(Entries from a visual dataset)

◆ ◆ ◆ ◆

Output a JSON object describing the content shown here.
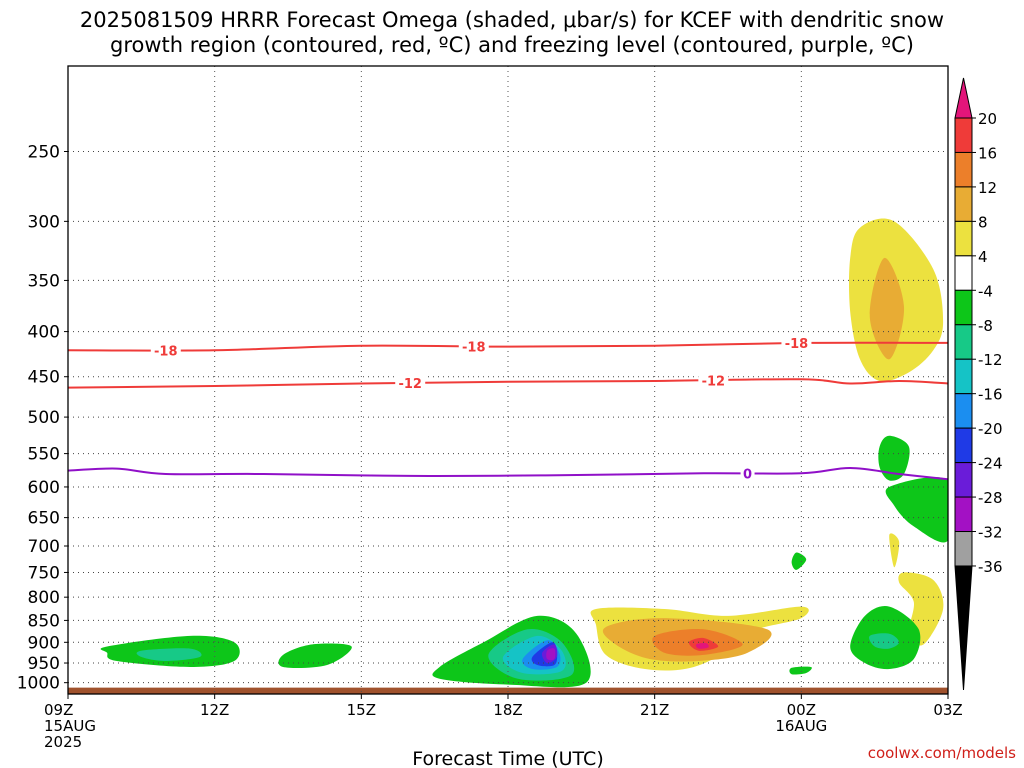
{
  "title": {
    "line1": "2025081509 HRRR Forecast Omega (shaded, μbar/s) for KCEF with dendritic snow",
    "line2": "growth region (contoured, red, ºC) and freezing level (contoured, purple, ºC)"
  },
  "credit": "coolwx.com/models",
  "chart_data": {
    "type": "heatmap",
    "title": "2025081509 HRRR Forecast Omega (shaded, μbar/s) for KCEF with dendritic snow growth region (contoured, red, ºC) and freezing level (contoured, purple, ºC)",
    "xlabel": "Forecast Time (UTC)",
    "ylabel": "",
    "x_range": [
      0,
      18
    ],
    "y_axis_scale": "log-pressure",
    "y_range_hPa": [
      1030,
      200
    ],
    "x_ticks": [
      {
        "hour": 0,
        "lines": [
          "09Z",
          "15AUG",
          "2025"
        ]
      },
      {
        "hour": 3,
        "lines": [
          "12Z"
        ]
      },
      {
        "hour": 6,
        "lines": [
          "15Z"
        ]
      },
      {
        "hour": 9,
        "lines": [
          "18Z"
        ]
      },
      {
        "hour": 12,
        "lines": [
          "21Z"
        ]
      },
      {
        "hour": 15,
        "lines": [
          "00Z",
          "16AUG"
        ]
      },
      {
        "hour": 18,
        "lines": [
          "03Z"
        ]
      }
    ],
    "y_ticks": [
      250,
      300,
      350,
      400,
      450,
      500,
      550,
      600,
      650,
      700,
      750,
      800,
      850,
      900,
      950,
      1000
    ],
    "grid": true,
    "colorbar": {
      "labels": [
        "20",
        "16",
        "12",
        "8",
        "4",
        "-4",
        "-8",
        "-12",
        "-16",
        "-20",
        "-24",
        "-28",
        "-32",
        "-36"
      ],
      "colors": [
        "#e3157a",
        "#ef3b39",
        "#ec7f2a",
        "#e8ac34",
        "#ece13f",
        "#ffffff",
        "#0dc619",
        "#17c987",
        "#15c3c6",
        "#1b8ef0",
        "#1f3ae6",
        "#6a1cd9",
        "#a311c4",
        "#a0a0a0",
        "#000000"
      ]
    },
    "contours": [
      {
        "label": "-18",
        "color": "#ef3b39",
        "points": [
          [
            0,
            420
          ],
          [
            3,
            420
          ],
          [
            6,
            415
          ],
          [
            9,
            416
          ],
          [
            12,
            415
          ],
          [
            15,
            412
          ],
          [
            18,
            412
          ]
        ],
        "label_hours": [
          2.0,
          8.3,
          14.9
        ]
      },
      {
        "label": "-12",
        "color": "#ef3b39",
        "points": [
          [
            0,
            463
          ],
          [
            3,
            461
          ],
          [
            6,
            458
          ],
          [
            9,
            456
          ],
          [
            12,
            455
          ],
          [
            15,
            453
          ],
          [
            16,
            458
          ],
          [
            17,
            455
          ],
          [
            18,
            458
          ]
        ],
        "label_hours": [
          7.0,
          13.2
        ]
      },
      {
        "label": "0",
        "color": "#9010c8",
        "points": [
          [
            0,
            575
          ],
          [
            1,
            572
          ],
          [
            2,
            580
          ],
          [
            4,
            580
          ],
          [
            7,
            583
          ],
          [
            10,
            582
          ],
          [
            13,
            579
          ],
          [
            15,
            579
          ],
          [
            16,
            571
          ],
          [
            17,
            580
          ],
          [
            18,
            588
          ]
        ],
        "label_hours": [
          13.9
        ]
      }
    ],
    "omega_regions": [
      {
        "level": 4,
        "points": [
          [
            16.2,
            305
          ],
          [
            16.9,
            300
          ],
          [
            17.7,
            340
          ],
          [
            17.9,
            390
          ],
          [
            17.7,
            420
          ],
          [
            17.2,
            445
          ],
          [
            16.6,
            455
          ],
          [
            16.2,
            430
          ],
          [
            16.0,
            380
          ],
          [
            16.0,
            330
          ]
        ]
      },
      {
        "level": 8,
        "points": [
          [
            16.7,
            330
          ],
          [
            17.1,
            375
          ],
          [
            16.8,
            430
          ],
          [
            16.4,
            385
          ]
        ]
      },
      {
        "level": -4,
        "points": [
          [
            16.8,
            525
          ],
          [
            17.2,
            540
          ],
          [
            17.1,
            580
          ],
          [
            16.8,
            590
          ],
          [
            16.6,
            570
          ],
          [
            16.6,
            540
          ]
        ]
      },
      {
        "level": -4,
        "points": [
          [
            16.8,
            600
          ],
          [
            18.0,
            590
          ],
          [
            18.0,
            690
          ],
          [
            17.3,
            665
          ],
          [
            16.9,
            630
          ]
        ]
      },
      {
        "level": 4,
        "points": [
          [
            16.8,
            680
          ],
          [
            17.0,
            692
          ],
          [
            16.9,
            740
          ]
        ]
      },
      {
        "level": -4,
        "points": [
          [
            14.9,
            712
          ],
          [
            15.1,
            725
          ],
          [
            14.9,
            745
          ],
          [
            14.8,
            730
          ]
        ]
      },
      {
        "level": 4,
        "points": [
          [
            17.1,
            750
          ],
          [
            17.7,
            765
          ],
          [
            17.9,
            825
          ],
          [
            17.5,
            905
          ],
          [
            17.2,
            880
          ],
          [
            17.3,
            810
          ],
          [
            17.0,
            770
          ]
        ]
      },
      {
        "level": -4,
        "points": [
          [
            16.3,
            840
          ],
          [
            16.8,
            820
          ],
          [
            17.4,
            870
          ],
          [
            17.3,
            940
          ],
          [
            16.8,
            965
          ],
          [
            16.3,
            950
          ],
          [
            16.0,
            910
          ]
        ]
      },
      {
        "level": -8,
        "points": [
          [
            16.4,
            885
          ],
          [
            16.8,
            880
          ],
          [
            17.0,
            900
          ],
          [
            16.8,
            915
          ],
          [
            16.5,
            910
          ]
        ]
      },
      {
        "level": -4,
        "points": [
          [
            14.8,
            962
          ],
          [
            15.2,
            960
          ],
          [
            15.1,
            975
          ],
          [
            14.8,
            978
          ]
        ]
      },
      {
        "level": -4,
        "points": [
          [
            0.8,
            910
          ],
          [
            2.5,
            885
          ],
          [
            3.4,
            900
          ],
          [
            3.4,
            945
          ],
          [
            2.5,
            960
          ],
          [
            1.0,
            945
          ],
          [
            0.8,
            925
          ]
        ]
      },
      {
        "level": -8,
        "points": [
          [
            1.5,
            920
          ],
          [
            2.5,
            915
          ],
          [
            2.7,
            935
          ],
          [
            2.0,
            945
          ],
          [
            1.5,
            935
          ]
        ]
      },
      {
        "level": -4,
        "points": [
          [
            4.4,
            930
          ],
          [
            5.0,
            905
          ],
          [
            5.8,
            910
          ],
          [
            5.3,
            955
          ],
          [
            4.4,
            960
          ]
        ]
      },
      {
        "level": -4,
        "points": [
          [
            7.6,
            960
          ],
          [
            8.5,
            900
          ],
          [
            9.6,
            840
          ],
          [
            10.4,
            880
          ],
          [
            10.6,
            1000
          ],
          [
            9.0,
            1005
          ],
          [
            7.6,
            990
          ]
        ]
      },
      {
        "level": -8,
        "points": [
          [
            8.6,
            930
          ],
          [
            9.4,
            870
          ],
          [
            10.1,
            900
          ],
          [
            10.3,
            980
          ],
          [
            9.2,
            990
          ]
        ]
      },
      {
        "level": -12,
        "points": [
          [
            8.9,
            935
          ],
          [
            9.6,
            885
          ],
          [
            10.1,
            920
          ],
          [
            10.1,
            970
          ],
          [
            9.3,
            975
          ]
        ]
      },
      {
        "level": -16,
        "points": [
          [
            9.3,
            940
          ],
          [
            9.8,
            895
          ],
          [
            10.05,
            925
          ],
          [
            10.0,
            960
          ],
          [
            9.5,
            965
          ]
        ]
      },
      {
        "level": -20,
        "points": [
          [
            9.5,
            935
          ],
          [
            9.9,
            900
          ],
          [
            10.0,
            925
          ],
          [
            9.95,
            955
          ],
          [
            9.6,
            955
          ]
        ]
      },
      {
        "level": -24,
        "points": [
          [
            9.7,
            925
          ],
          [
            9.95,
            905
          ],
          [
            10.0,
            935
          ],
          [
            9.8,
            950
          ]
        ]
      },
      {
        "level": -28,
        "points": [
          [
            9.8,
            920
          ],
          [
            9.95,
            915
          ],
          [
            9.95,
            940
          ],
          [
            9.8,
            940
          ]
        ]
      },
      {
        "level": 4,
        "points": [
          [
            10.8,
            825
          ],
          [
            12.2,
            825
          ],
          [
            13.5,
            840
          ],
          [
            15.0,
            820
          ],
          [
            15.0,
            845
          ],
          [
            14.1,
            870
          ],
          [
            13.8,
            900
          ],
          [
            12.8,
            960
          ],
          [
            11.8,
            965
          ],
          [
            11.0,
            930
          ],
          [
            10.8,
            860
          ]
        ]
      },
      {
        "level": 8,
        "points": [
          [
            11.0,
            865
          ],
          [
            12.2,
            845
          ],
          [
            14.3,
            870
          ],
          [
            13.9,
            925
          ],
          [
            12.9,
            945
          ],
          [
            11.9,
            940
          ],
          [
            11.2,
            905
          ]
        ]
      },
      {
        "level": 12,
        "points": [
          [
            12.0,
            885
          ],
          [
            13.0,
            870
          ],
          [
            13.8,
            905
          ],
          [
            13.0,
            930
          ],
          [
            12.2,
            925
          ]
        ]
      },
      {
        "level": 16,
        "points": [
          [
            12.7,
            900
          ],
          [
            13.0,
            890
          ],
          [
            13.3,
            910
          ],
          [
            12.9,
            920
          ]
        ]
      },
      {
        "level": 20,
        "points": [
          [
            12.85,
            905
          ],
          [
            13.05,
            902
          ],
          [
            13.1,
            912
          ],
          [
            12.9,
            915
          ]
        ]
      }
    ],
    "terrain": {
      "top_hPa": 1013,
      "color": "#a0522d"
    }
  }
}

◆ ◆ ◆ ◆

Task goal: Find all lines where the word "snow" appears. Copy them.

Output for this exercise:
    "line1": "2025081509 HRRR Forecast Omega (shaded, μbar/s) for KCEF with dendritic snow",
    "title": "2025081509 HRRR Forecast Omega (shaded, μbar/s) for KCEF with dendritic snow growth region (contoured, red, ºC) and freezing level (contoured, purple, ºC)",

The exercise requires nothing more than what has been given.